• _What is expected_
Locate each line in the records below that contains the string "will", treating uppercase and lowercase as different, and copy those lines.

## Start

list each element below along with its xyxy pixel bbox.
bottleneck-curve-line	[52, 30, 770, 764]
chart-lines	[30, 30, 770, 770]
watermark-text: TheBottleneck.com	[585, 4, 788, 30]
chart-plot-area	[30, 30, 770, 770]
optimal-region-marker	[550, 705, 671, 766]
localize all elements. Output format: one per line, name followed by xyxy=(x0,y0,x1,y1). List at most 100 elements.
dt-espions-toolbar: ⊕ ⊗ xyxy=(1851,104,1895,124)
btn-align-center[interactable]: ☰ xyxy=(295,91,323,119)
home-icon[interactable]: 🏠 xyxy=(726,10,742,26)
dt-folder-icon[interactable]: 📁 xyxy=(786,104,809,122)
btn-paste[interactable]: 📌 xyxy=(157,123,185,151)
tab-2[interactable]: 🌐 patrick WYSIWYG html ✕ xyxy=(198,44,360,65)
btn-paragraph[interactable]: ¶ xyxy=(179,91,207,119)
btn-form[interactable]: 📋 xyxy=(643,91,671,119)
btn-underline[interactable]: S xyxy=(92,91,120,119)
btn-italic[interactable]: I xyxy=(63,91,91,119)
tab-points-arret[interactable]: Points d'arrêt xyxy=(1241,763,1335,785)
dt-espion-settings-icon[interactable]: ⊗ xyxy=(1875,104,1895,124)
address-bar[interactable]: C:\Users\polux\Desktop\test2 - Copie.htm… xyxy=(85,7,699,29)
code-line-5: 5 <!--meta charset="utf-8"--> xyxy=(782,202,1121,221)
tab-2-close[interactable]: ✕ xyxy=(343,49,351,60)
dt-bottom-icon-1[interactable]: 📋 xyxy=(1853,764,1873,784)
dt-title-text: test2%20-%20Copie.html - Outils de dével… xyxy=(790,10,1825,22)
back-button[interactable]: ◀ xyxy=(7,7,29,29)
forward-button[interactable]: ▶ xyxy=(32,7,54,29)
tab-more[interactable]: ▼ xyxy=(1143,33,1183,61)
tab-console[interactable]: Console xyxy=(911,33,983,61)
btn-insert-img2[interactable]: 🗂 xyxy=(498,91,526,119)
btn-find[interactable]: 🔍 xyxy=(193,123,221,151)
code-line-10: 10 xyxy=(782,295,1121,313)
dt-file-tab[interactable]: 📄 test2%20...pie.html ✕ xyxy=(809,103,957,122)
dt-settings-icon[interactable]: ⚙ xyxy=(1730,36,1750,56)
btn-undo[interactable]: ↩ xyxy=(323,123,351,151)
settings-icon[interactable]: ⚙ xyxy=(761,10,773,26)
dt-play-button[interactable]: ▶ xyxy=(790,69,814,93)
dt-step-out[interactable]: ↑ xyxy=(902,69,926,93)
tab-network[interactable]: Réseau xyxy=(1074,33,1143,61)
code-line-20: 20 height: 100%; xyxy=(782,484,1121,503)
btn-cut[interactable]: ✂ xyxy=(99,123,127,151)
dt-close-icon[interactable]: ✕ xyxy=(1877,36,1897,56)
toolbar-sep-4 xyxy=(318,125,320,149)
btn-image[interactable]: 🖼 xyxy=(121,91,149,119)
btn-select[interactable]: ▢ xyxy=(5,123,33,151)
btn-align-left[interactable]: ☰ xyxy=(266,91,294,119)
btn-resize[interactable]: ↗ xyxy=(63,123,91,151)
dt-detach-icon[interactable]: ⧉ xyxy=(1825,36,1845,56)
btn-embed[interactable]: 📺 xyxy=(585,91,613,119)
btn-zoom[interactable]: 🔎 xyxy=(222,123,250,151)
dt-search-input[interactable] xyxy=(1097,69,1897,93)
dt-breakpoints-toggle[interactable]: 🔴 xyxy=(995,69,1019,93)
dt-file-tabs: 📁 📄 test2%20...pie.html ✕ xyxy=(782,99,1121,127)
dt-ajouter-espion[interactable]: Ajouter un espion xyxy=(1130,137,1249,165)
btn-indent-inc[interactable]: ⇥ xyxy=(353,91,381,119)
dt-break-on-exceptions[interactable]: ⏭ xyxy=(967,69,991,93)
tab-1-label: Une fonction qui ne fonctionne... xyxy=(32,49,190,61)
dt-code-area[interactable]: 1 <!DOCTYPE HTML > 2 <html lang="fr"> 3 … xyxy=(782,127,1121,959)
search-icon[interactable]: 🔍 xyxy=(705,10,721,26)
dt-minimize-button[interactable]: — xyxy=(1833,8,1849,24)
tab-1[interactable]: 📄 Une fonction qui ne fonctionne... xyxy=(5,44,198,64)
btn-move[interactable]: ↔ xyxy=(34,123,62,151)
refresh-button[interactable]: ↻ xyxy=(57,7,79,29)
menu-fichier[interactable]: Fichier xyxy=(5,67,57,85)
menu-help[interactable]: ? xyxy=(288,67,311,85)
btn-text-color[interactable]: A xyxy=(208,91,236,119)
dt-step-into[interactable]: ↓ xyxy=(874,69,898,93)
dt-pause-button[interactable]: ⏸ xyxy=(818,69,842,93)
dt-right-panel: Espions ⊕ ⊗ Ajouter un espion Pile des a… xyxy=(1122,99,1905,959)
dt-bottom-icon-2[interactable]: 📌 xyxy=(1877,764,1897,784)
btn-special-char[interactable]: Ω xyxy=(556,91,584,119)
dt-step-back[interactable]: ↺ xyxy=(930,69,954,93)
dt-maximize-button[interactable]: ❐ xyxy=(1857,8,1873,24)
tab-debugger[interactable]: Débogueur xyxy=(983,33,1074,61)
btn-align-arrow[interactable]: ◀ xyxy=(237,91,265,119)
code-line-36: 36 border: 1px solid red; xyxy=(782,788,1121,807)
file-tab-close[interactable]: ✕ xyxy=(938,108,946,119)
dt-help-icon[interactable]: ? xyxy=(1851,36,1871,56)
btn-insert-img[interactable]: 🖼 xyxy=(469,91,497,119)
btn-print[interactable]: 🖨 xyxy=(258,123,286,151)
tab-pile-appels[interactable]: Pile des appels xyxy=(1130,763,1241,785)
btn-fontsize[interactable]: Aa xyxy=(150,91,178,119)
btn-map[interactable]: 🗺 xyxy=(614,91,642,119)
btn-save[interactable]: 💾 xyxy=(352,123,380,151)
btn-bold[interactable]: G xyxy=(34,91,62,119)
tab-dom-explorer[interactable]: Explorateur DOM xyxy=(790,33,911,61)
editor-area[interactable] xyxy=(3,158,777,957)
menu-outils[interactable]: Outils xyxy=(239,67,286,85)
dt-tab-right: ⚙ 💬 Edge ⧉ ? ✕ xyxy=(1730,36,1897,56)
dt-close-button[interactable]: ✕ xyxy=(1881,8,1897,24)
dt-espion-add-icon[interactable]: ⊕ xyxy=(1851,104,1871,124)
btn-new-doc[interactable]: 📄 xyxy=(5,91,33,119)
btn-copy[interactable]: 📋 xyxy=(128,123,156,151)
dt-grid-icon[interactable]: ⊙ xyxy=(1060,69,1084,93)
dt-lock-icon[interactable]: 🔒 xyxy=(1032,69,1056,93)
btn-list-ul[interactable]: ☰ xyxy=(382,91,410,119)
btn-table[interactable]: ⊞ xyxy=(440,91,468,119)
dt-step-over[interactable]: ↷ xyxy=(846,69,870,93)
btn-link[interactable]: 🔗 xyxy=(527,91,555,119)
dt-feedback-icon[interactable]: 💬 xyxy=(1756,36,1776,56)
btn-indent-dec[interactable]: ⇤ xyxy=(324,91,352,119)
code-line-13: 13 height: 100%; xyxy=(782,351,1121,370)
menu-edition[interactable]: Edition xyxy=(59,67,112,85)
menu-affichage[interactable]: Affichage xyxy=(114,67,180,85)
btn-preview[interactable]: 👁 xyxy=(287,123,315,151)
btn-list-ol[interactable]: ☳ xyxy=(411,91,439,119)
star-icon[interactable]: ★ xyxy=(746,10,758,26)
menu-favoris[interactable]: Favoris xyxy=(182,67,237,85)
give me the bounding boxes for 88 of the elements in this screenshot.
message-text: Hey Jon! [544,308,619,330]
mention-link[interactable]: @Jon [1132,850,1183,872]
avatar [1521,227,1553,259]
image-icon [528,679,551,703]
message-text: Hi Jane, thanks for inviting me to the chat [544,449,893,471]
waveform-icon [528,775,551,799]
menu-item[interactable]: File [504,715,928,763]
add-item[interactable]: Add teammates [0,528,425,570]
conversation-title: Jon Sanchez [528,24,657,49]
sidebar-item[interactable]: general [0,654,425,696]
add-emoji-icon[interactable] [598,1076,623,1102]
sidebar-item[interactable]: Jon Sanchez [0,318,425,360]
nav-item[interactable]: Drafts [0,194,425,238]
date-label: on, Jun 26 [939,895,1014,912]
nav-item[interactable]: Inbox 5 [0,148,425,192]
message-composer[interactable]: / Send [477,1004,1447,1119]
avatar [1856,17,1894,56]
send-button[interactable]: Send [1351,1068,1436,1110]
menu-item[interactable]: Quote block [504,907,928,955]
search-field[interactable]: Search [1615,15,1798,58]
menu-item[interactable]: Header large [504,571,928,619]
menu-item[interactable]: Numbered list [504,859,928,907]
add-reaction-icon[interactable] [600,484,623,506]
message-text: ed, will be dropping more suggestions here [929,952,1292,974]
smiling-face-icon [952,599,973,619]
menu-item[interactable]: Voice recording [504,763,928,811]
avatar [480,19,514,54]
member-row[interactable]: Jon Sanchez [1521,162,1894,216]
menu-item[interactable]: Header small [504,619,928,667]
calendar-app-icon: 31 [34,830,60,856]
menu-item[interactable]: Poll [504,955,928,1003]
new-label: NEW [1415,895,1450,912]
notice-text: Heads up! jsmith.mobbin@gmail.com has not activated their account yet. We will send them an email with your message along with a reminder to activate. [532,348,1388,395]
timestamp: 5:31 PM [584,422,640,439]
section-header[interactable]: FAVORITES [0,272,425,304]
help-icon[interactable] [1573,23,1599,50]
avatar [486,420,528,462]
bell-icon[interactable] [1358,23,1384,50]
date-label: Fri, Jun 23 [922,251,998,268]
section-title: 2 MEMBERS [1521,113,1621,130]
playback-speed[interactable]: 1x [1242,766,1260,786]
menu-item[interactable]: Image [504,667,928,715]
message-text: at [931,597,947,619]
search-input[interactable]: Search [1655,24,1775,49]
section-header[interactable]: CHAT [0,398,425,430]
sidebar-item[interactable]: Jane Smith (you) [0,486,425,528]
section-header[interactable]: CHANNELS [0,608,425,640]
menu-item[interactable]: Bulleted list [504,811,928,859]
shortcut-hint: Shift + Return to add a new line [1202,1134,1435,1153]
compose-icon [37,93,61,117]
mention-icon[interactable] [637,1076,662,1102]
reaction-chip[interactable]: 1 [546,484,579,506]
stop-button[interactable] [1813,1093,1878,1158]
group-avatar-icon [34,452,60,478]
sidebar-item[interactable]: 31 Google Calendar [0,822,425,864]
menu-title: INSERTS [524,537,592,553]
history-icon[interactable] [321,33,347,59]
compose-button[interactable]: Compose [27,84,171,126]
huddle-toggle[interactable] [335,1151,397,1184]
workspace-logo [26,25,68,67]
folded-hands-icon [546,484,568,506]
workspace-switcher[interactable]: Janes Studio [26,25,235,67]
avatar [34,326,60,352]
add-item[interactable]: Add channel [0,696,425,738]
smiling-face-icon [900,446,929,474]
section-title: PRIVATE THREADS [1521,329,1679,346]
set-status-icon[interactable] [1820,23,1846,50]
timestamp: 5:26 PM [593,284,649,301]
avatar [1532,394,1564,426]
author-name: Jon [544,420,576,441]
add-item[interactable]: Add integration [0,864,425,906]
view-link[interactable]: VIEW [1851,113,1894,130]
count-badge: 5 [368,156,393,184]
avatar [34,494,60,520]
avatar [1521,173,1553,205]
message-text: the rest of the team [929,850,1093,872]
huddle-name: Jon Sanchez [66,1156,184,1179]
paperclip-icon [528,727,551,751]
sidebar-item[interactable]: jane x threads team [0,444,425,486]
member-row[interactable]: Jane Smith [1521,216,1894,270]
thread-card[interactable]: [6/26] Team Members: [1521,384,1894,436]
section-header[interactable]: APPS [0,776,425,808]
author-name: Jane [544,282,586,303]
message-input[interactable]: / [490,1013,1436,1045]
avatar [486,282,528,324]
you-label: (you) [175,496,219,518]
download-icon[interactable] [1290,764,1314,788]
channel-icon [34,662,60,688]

## End

• _Expected output_
message-text: ed, will be dropping more suggestions here [929,952,1292,974]
notice-text: Heads up! jsmith.mobbin@gmail.com has not activated their account yet. We will send them an email with your message along with a reminder to activate. [532,348,1388,395]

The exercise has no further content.